— start —

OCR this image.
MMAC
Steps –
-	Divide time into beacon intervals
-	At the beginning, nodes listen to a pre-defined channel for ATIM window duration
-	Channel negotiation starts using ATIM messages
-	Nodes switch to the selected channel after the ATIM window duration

— end —

Reproduce the records above exactly.

CORRECT RESULT:
OCR this image.
MMAC
Steps –
-	Divide time into beacon intervals
-	At the beginning, nodes listen to a pre-defined channel for ATIM window duration
-	Channel negotiation starts using ATIM messages
-	Nodes switch to the selected channel after the ATIM window duration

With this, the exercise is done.